> Task prompt:
Copy out all the lines where "dotted" shows up.

—————

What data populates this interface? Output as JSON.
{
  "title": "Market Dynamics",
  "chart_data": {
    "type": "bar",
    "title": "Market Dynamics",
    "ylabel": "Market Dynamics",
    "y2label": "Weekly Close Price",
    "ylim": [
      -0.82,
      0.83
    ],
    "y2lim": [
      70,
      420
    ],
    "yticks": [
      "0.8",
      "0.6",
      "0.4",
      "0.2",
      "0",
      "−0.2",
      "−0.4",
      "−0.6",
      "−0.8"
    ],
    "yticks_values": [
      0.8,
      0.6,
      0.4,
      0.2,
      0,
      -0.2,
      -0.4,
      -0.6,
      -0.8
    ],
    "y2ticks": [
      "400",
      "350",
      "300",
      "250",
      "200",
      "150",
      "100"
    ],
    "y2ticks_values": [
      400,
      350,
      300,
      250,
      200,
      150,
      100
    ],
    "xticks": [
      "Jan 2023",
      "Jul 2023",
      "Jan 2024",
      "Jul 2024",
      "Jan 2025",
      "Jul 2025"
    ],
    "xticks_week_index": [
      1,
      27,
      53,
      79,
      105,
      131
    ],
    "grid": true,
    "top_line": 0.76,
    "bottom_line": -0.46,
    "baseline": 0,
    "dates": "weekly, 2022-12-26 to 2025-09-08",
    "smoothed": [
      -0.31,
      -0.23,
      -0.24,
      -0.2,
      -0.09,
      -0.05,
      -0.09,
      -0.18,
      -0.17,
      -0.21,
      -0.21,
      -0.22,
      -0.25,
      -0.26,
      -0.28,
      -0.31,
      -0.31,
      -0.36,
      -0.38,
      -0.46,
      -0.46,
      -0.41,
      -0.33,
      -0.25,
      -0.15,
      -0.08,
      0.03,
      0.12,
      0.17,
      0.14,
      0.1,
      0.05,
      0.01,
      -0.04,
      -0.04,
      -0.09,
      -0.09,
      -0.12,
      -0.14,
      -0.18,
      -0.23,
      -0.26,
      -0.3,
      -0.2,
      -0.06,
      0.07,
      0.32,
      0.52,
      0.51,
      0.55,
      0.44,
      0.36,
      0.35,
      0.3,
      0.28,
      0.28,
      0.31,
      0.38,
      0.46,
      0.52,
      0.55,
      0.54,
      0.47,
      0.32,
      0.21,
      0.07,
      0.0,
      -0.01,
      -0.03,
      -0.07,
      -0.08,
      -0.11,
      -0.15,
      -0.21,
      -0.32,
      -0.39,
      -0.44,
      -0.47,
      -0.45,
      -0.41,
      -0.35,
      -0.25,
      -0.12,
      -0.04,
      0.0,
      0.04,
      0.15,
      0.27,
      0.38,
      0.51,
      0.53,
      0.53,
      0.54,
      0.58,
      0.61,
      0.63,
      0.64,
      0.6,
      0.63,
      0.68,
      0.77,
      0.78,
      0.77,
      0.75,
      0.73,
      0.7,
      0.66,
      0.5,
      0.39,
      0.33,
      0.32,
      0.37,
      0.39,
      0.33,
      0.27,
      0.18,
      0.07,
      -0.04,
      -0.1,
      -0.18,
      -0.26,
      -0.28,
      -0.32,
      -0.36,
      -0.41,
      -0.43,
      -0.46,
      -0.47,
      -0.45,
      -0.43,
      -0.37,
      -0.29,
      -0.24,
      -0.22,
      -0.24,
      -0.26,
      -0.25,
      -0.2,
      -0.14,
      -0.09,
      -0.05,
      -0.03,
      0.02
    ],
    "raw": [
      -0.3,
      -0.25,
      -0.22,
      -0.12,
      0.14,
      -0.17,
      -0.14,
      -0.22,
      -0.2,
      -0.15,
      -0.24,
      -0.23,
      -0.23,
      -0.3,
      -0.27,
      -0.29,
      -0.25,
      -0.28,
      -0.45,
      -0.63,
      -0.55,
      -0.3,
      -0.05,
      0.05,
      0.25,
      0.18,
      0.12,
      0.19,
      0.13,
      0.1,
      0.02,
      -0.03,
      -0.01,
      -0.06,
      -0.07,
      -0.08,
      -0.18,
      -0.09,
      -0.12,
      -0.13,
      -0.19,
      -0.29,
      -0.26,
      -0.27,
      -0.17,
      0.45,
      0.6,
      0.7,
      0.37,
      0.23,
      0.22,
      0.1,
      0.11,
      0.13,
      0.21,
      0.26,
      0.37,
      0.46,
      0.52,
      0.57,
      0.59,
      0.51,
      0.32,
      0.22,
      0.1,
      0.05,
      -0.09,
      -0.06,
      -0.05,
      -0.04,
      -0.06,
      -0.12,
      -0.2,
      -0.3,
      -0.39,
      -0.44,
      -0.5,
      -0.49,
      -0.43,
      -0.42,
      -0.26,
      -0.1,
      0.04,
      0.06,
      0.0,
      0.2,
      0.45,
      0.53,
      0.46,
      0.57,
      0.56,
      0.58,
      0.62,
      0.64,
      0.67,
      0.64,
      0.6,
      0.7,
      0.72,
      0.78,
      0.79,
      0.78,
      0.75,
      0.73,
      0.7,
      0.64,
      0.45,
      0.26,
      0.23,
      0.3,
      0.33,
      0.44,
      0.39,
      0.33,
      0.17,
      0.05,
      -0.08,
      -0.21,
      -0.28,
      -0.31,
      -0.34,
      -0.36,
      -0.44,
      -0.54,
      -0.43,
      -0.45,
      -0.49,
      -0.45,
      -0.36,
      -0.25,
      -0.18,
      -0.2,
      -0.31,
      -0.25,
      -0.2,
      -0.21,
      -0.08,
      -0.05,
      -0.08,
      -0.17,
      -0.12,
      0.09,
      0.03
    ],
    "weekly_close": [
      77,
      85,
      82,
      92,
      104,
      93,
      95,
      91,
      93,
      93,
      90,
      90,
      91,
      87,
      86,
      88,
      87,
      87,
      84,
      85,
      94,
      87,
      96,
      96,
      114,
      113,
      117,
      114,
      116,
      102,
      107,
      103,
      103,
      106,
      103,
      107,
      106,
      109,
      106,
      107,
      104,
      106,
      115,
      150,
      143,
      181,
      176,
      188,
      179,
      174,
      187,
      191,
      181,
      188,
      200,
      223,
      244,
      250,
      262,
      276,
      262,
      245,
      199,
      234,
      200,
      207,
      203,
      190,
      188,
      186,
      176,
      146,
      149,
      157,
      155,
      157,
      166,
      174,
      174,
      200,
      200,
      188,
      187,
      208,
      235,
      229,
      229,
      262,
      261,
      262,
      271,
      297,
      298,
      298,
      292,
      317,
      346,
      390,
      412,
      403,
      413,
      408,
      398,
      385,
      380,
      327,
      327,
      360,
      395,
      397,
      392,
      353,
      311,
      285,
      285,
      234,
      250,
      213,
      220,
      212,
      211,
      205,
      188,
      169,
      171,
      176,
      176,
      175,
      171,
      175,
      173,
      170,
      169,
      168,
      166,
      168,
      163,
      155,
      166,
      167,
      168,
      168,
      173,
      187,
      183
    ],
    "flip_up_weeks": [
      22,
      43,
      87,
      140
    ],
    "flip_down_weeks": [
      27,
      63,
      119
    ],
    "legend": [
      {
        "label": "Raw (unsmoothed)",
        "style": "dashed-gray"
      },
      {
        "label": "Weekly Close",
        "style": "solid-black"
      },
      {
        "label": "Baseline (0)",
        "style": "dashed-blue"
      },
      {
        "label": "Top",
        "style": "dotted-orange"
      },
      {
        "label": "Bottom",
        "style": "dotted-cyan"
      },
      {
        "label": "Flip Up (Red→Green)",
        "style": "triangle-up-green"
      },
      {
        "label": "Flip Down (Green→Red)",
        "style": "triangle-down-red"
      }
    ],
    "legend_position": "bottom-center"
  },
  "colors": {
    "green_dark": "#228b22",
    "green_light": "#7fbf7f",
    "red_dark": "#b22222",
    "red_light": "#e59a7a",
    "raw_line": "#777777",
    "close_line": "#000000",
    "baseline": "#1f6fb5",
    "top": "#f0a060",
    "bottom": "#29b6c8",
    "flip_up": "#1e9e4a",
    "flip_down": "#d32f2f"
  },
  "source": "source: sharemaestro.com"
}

—————

> Task solution:
        "style": "dotted-orange"
        "style": "dotted-cyan"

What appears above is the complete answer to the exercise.